** Short problem **
Your task is to transcribe all of the data below exactly, omitting the images.

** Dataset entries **
(begin)
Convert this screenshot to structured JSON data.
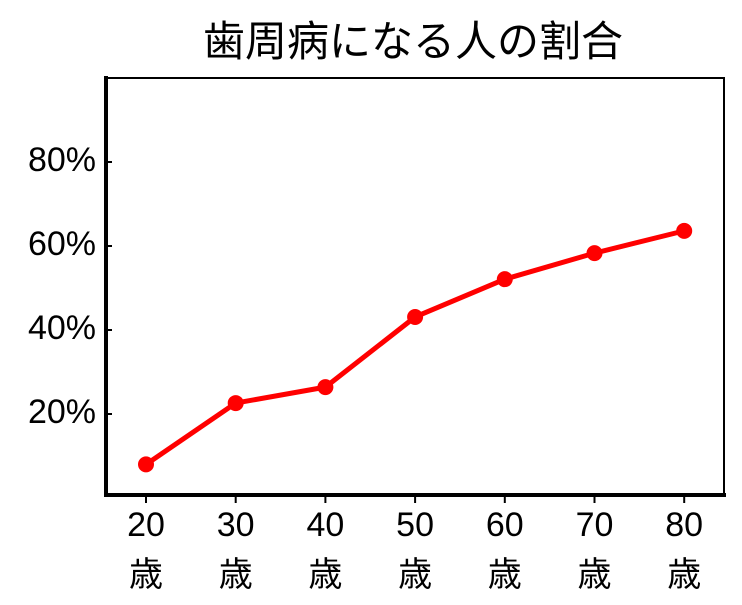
{
  "chart_data": {
    "type": "line",
    "title": "歯周病になる人の割合",
    "categories": [
      "20歳",
      "30歳",
      "40歳",
      "50歳",
      "60歳",
      "70歳",
      "80歳"
    ],
    "values": [
      8,
      22.6,
      26.4,
      43.1,
      52.1,
      58.3,
      63.6
    ],
    "color": "#ff0000",
    "ylim": [
      0,
      100
    ],
    "yticks": [
      {
        "value": 20,
        "label": "20%"
      },
      {
        "value": 40,
        "label": "40%"
      },
      {
        "value": 60,
        "label": "60%"
      },
      {
        "value": 80,
        "label": "80%"
      }
    ],
    "grid": false
  }
}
(end)
** Problem solution **
Convert this screenshot to structured JSON data.
{
  "chart_data": {
    "type": "line",
    "title": "歯周病になる人の割合",
    "categories": [
      "20歳",
      "30歳",
      "40歳",
      "50歳",
      "60歳",
      "70歳",
      "80歳"
    ],
    "values": [
      8,
      22.6,
      26.4,
      43.1,
      52.1,
      58.3,
      63.6
    ],
    "color": "#ff0000",
    "ylim": [
      0,
      100
    ],
    "yticks": [
      {
        "value": 20,
        "label": "20%"
      },
      {
        "value": 40,
        "label": "40%"
      },
      {
        "value": 60,
        "label": "60%"
      },
      {
        "value": 80,
        "label": "80%"
      }
    ],
    "grid": false
  }
}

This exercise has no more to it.